GIVEN DATA:
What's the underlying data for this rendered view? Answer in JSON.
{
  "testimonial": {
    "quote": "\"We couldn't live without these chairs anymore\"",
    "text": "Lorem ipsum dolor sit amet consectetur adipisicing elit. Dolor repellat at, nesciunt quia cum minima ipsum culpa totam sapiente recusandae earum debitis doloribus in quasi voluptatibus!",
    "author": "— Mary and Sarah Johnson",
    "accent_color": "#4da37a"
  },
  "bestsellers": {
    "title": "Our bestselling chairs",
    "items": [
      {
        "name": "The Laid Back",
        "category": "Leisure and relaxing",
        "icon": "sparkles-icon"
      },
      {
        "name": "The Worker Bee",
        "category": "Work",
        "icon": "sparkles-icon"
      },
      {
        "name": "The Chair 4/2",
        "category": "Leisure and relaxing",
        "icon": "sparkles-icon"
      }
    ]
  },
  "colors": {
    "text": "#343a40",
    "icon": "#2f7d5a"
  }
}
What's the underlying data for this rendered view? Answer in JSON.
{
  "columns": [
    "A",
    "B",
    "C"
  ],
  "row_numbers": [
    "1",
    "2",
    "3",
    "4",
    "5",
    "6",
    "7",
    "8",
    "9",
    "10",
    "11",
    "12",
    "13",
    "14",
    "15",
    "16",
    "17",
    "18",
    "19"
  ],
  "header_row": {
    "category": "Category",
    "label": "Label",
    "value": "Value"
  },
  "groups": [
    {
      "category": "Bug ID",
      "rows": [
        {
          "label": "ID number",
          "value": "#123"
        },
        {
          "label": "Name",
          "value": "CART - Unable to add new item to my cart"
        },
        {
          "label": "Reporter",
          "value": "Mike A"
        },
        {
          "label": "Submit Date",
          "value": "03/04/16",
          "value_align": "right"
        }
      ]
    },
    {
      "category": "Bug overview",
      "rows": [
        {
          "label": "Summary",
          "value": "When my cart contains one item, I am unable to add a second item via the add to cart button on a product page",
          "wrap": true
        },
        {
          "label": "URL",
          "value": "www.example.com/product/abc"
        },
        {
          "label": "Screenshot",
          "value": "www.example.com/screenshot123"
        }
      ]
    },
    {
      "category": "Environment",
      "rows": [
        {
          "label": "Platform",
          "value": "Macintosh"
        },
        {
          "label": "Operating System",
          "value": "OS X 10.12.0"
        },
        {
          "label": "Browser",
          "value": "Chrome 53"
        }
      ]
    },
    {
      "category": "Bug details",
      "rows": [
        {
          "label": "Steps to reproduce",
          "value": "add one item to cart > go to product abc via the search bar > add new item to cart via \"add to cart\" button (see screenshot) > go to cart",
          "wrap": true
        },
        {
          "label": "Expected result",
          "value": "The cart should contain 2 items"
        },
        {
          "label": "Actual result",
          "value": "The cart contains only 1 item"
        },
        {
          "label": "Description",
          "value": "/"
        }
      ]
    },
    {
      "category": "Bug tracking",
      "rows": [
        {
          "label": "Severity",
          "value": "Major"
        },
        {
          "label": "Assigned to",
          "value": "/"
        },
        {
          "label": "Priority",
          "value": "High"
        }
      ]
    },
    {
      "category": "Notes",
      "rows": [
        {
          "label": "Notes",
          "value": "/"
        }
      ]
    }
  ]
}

YOUR TASK: Repeat the records above exactly.

WRITTEN RESPONSE:
What's the underlying data for this rendered view? Answer in JSON.
{
  "testimonial": {
    "quote": "\"We couldn't live without these chairs anymore\"",
    "text": "Lorem ipsum dolor sit amet consectetur adipisicing elit. Dolor repellat at, nesciunt quia cum minima ipsum culpa totam sapiente recusandae earum debitis doloribus in quasi voluptatibus!",
    "author": "— Mary and Sarah Johnson",
    "accent_color": "#4da37a"
  },
  "bestsellers": {
    "title": "Our bestselling chairs",
    "items": [
      {
        "name": "The Laid Back",
        "category": "Leisure and relaxing",
        "icon": "sparkles-icon"
      },
      {
        "name": "The Worker Bee",
        "category": "Work",
        "icon": "sparkles-icon"
      },
      {
        "name": "The Chair 4/2",
        "category": "Leisure and relaxing",
        "icon": "sparkles-icon"
      }
    ]
  },
  "colors": {
    "text": "#343a40",
    "icon": "#2f7d5a"
  }
}
What's the underlying data for this rendered view? Answer in JSON.
{
  "columns": [
    "A",
    "B",
    "C"
  ],
  "row_numbers": [
    "1",
    "2",
    "3",
    "4",
    "5",
    "6",
    "7",
    "8",
    "9",
    "10",
    "11",
    "12",
    "13",
    "14",
    "15",
    "16",
    "17",
    "18",
    "19"
  ],
  "header_row": {
    "category": "Category",
    "label": "Label",
    "value": "Value"
  },
  "groups": [
    {
      "category": "Bug ID",
      "rows": [
        {
          "label": "ID number",
          "value": "#123"
        },
        {
          "label": "Name",
          "value": "CART - Unable to add new item to my cart"
        },
        {
          "label": "Reporter",
          "value": "Mike A"
        },
        {
          "label": "Submit Date",
          "value": "03/04/16",
          "value_align": "right"
        }
      ]
    },
    {
      "category": "Bug overview",
      "rows": [
        {
          "label": "Summary",
          "value": "When my cart contains one item, I am unable to add a second item via the add to cart button on a product page",
          "wrap": true
        },
        {
          "label": "URL",
          "value": "www.example.com/product/abc"
        },
        {
          "label": "Screenshot",
          "value": "www.example.com/screenshot123"
        }
      ]
    },
    {
      "category": "Environment",
      "rows": [
        {
          "label": "Platform",
          "value": "Macintosh"
        },
        {
          "label": "Operating System",
          "value": "OS X 10.12.0"
        },
        {
          "label": "Browser",
          "value": "Chrome 53"
        }
      ]
    },
    {
      "category": "Bug details",
      "rows": [
        {
          "label": "Steps to reproduce",
          "value": "add one item to cart > go to product abc via the search bar > add new item to cart via \"add to cart\" button (see screenshot) > go to cart",
          "wrap": true
        },
        {
          "label": "Expected result",
          "value": "The cart should contain 2 items"
        },
        {
          "label": "Actual result",
          "value": "The cart contains only 1 item"
        },
        {
          "label": "Description",
          "value": "/"
        }
      ]
    },
    {
      "category": "Bug tracking",
      "rows": [
        {
          "label": "Severity",
          "value": "Major"
        },
        {
          "label": "Assigned to",
          "value": "/"
        },
        {
          "label": "Priority",
          "value": "High"
        }
      ]
    },
    {
      "category": "Notes",
      "rows": [
        {
          "label": "Notes",
          "value": "/"
        }
      ]
    }
  ]
}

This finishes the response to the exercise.